WHAT YOU WILL DO: Transcribe the entries that follow, word for word.

DATASET CONTENT:
= = =

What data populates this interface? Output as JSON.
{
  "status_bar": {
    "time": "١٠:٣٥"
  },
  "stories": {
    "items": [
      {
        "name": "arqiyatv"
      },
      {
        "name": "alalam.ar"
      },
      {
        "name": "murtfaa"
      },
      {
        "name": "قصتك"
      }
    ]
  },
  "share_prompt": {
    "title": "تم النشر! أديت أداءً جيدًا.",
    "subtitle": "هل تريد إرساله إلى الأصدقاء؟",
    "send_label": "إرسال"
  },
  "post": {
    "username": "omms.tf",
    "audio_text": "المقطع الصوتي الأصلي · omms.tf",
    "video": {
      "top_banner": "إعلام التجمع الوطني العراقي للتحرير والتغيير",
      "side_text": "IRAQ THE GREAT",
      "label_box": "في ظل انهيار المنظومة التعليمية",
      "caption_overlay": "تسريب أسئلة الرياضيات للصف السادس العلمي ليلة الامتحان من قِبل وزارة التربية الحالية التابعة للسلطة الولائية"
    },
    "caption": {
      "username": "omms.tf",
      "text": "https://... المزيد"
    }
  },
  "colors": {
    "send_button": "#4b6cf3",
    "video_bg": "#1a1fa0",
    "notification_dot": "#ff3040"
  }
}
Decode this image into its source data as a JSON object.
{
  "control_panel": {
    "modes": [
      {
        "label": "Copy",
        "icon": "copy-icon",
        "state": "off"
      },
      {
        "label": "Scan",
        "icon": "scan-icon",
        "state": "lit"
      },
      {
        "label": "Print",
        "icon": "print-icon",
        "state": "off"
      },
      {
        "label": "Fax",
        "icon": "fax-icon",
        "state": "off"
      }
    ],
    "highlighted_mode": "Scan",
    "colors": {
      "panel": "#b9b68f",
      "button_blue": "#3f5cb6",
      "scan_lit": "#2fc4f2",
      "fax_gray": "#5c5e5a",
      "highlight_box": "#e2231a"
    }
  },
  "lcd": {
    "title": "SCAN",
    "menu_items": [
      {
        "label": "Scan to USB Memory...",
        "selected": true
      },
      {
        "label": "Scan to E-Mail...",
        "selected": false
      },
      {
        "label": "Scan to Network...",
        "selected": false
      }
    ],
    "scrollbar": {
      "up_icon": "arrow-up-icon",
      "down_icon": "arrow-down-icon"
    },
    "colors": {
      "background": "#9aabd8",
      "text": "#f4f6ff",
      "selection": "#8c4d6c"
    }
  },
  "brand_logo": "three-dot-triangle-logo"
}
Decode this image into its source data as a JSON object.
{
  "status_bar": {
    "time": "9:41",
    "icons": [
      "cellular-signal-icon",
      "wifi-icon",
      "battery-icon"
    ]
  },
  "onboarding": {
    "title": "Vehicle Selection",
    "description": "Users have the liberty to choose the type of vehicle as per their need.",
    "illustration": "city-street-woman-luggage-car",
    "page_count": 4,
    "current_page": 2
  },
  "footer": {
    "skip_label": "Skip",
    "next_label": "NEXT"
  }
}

= = =

RESPONSE FOR THIS EXERCISE:
What data populates this interface? Output as JSON.
{
  "status_bar": {
    "time": "١٠:٣٥"
  },
  "stories": {
    "items": [
      {
        "name": "arqiyatv"
      },
      {
        "name": "alalam.ar"
      },
      {
        "name": "murtfaa"
      },
      {
        "name": "قصتك"
      }
    ]
  },
  "share_prompt": {
    "title": "تم النشر! أديت أداءً جيدًا.",
    "subtitle": "هل تريد إرساله إلى الأصدقاء؟",
    "send_label": "إرسال"
  },
  "post": {
    "username": "omms.tf",
    "audio_text": "المقطع الصوتي الأصلي · omms.tf",
    "video": {
      "top_banner": "إعلام التجمع الوطني العراقي للتحرير والتغيير",
      "side_text": "IRAQ THE GREAT",
      "label_box": "في ظل انهيار المنظومة التعليمية",
      "caption_overlay": "تسريب أسئلة الرياضيات للصف السادس العلمي ليلة الامتحان من قِبل وزارة التربية الحالية التابعة للسلطة الولائية"
    },
    "caption": {
      "username": "omms.tf",
      "text": "https://... المزيد"
    }
  },
  "colors": {
    "send_button": "#4b6cf3",
    "video_bg": "#1a1fa0",
    "notification_dot": "#ff3040"
  }
}
Decode this image into its source data as a JSON object.
{
  "control_panel": {
    "modes": [
      {
        "label": "Copy",
        "icon": "copy-icon",
        "state": "off"
      },
      {
        "label": "Scan",
        "icon": "scan-icon",
        "state": "lit"
      },
      {
        "label": "Print",
        "icon": "print-icon",
        "state": "off"
      },
      {
        "label": "Fax",
        "icon": "fax-icon",
        "state": "off"
      }
    ],
    "highlighted_mode": "Scan",
    "colors": {
      "panel": "#b9b68f",
      "button_blue": "#3f5cb6",
      "scan_lit": "#2fc4f2",
      "fax_gray": "#5c5e5a",
      "highlight_box": "#e2231a"
    }
  },
  "lcd": {
    "title": "SCAN",
    "menu_items": [
      {
        "label": "Scan to USB Memory...",
        "selected": true
      },
      {
        "label": "Scan to E-Mail...",
        "selected": false
      },
      {
        "label": "Scan to Network...",
        "selected": false
      }
    ],
    "scrollbar": {
      "up_icon": "arrow-up-icon",
      "down_icon": "arrow-down-icon"
    },
    "colors": {
      "background": "#9aabd8",
      "text": "#f4f6ff",
      "selection": "#8c4d6c"
    }
  },
  "brand_logo": "three-dot-triangle-logo"
}
Decode this image into its source data as a JSON object.
{
  "status_bar": {
    "time": "9:41",
    "icons": [
      "cellular-signal-icon",
      "wifi-icon",
      "battery-icon"
    ]
  },
  "onboarding": {
    "title": "Vehicle Selection",
    "description": "Users have the liberty to choose the type of vehicle as per their need.",
    "illustration": "city-street-woman-luggage-car",
    "page_count": 4,
    "current_page": 2
  },
  "footer": {
    "skip_label": "Skip",
    "next_label": "NEXT"
  }
}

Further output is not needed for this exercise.